→ Given passage
--- begin ---
When you pick up your first book about programming, you’ll probably have a guess about what you’re going to learn. You’ll guess you will learn how to add 1 and 1 together with code or how to display the text “Hello, World!” on the screen. And you will. You’ll learn your average text-string consists of a few bytes where every character takes up a byte or 8 bits. Heck, you may even memorize the character ‘0′ is 48 in decimal and a space-character is 0×20 in hexadecimal. Not to mention you’ll be forced to recognize \r\n as 13d,10d or 0×0D, 0×0A.

Eventually however, you’ll come across a fancy word called; internationalization, or “i18n”. If you need to support a foreign language that doesn’t use our a-z alphabet, you will need to look this up. If you started surfing around the Internet in the Microsoft Windows 95 age, you probably had several hits to websites explaining Codepages. Codepages is a handy tool that lets the OS know that the string you’re going to display shouldn’t use the normal ascii representations for those byte-strings of yours, but some other odd character-set. These codepages still exist, but most of the world doesn’t use it anymore in favor of something else.

That something else, is Unicode. And this is where the fun starts, because you’ll go mad when you see this. Well, I did. Unicode is a wonderful idea which incorporates all the characters in the world in one big oddly structured table. The problem about this table is that there are more characters then you can squeeze into 8 bits, and this leads to the great debate that makes you pull out your hair and change professions to something where you don’t have to use your brain.
--- end ---
→ Data section
--- begin ---
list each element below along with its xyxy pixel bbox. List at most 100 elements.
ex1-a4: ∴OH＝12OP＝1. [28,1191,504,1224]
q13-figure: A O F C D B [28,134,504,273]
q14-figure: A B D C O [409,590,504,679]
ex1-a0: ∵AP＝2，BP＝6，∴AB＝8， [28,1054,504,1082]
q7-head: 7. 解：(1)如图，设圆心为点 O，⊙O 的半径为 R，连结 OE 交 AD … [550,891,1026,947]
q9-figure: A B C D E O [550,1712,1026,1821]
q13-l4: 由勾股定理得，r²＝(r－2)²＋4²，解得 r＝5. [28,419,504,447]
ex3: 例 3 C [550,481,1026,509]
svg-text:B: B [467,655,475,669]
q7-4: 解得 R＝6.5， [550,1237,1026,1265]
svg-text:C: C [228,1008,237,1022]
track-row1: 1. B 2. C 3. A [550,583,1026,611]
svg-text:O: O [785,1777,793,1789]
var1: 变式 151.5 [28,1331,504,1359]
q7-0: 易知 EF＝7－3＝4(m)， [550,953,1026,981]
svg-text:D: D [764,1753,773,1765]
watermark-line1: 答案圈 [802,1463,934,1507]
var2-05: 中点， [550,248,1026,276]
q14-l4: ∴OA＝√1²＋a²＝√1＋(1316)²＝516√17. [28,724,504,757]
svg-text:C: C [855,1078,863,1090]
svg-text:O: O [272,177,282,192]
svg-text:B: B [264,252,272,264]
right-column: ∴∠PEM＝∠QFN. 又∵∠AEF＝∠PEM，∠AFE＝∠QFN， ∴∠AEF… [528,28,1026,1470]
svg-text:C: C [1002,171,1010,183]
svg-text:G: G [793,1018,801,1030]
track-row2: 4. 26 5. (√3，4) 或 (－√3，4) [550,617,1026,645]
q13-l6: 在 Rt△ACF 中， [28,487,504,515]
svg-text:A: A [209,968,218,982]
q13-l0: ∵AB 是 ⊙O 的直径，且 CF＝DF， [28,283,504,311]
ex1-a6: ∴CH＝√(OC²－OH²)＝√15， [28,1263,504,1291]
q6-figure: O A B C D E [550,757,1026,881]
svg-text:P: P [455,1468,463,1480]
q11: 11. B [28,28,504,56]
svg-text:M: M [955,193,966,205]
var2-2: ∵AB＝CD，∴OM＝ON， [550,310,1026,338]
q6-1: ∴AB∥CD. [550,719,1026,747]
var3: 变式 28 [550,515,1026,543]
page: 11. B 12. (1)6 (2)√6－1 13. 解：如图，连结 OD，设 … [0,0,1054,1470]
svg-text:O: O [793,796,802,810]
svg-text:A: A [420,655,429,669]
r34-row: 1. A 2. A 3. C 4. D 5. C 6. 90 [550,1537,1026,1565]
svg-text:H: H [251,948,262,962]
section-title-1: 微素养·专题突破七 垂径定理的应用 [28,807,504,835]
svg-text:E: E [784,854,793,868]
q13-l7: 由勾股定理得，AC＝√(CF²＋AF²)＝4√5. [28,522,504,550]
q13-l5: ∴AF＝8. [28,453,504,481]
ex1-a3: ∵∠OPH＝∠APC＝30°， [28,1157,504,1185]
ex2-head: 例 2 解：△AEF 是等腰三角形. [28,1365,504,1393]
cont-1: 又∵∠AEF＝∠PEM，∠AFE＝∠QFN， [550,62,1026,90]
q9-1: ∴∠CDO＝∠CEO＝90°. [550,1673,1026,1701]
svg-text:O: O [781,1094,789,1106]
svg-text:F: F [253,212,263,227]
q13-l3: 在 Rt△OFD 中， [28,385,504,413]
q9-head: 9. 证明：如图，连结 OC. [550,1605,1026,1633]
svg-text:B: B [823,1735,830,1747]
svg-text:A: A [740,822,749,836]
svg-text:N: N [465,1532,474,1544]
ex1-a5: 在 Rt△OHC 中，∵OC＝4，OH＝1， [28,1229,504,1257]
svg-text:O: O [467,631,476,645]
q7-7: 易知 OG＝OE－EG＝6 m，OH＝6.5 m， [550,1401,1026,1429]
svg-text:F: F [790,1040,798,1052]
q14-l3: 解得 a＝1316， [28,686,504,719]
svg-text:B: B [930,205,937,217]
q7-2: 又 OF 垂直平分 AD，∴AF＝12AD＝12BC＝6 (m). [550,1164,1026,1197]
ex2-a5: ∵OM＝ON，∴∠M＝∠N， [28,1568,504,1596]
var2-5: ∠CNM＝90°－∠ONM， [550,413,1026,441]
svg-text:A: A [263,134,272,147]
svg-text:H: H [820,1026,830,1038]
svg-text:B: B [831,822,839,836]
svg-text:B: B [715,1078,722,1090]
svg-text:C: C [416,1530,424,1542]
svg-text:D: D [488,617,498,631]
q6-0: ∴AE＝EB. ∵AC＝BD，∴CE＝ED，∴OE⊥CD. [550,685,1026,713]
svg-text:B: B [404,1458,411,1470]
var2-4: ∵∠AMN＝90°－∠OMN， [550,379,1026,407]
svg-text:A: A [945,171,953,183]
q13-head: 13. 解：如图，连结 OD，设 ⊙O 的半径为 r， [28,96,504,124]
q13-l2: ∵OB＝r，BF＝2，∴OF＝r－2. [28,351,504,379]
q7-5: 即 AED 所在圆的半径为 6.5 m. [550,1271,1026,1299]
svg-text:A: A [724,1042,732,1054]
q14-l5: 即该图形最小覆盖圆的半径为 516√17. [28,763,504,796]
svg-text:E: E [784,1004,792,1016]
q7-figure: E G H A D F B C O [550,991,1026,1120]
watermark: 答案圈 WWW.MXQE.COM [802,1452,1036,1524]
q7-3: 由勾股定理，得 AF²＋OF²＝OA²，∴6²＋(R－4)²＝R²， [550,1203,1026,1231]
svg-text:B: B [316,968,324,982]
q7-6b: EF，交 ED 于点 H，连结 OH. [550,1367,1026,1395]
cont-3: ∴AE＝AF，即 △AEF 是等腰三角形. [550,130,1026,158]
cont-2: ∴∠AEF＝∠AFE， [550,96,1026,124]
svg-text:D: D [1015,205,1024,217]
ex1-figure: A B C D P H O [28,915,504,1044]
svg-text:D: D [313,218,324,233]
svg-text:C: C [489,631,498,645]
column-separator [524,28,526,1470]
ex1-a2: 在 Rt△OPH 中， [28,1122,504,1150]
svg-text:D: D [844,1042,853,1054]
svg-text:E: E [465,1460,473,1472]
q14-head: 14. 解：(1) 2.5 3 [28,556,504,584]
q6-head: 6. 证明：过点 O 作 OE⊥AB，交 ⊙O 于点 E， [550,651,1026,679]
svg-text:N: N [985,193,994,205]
--- end ---
→ To do
Please repeat the character-encoding text word for word between "Eventually however, you’ll" and "of something else.", inclusive. The records have nothing to do with the character-encoding text.

→ Solved exercise
Eventually however, you’ll come across a fancy word called; internationalization, or “i18n”. If you need to support a foreign language that doesn’t use our a-z alphabet, you will need to look this up. If you started surfing around the Internet in the Microsoft Windows 95 age, you probably had several hits to websites explaining Codepages. Codepages is a handy tool that lets the OS know that the string you’re going to display shouldn’t use the normal ascii representations for those byte-strings of yours, but some other odd character-set. These codepages still exist, but most of the world doesn’t use it anymore in favor of something else.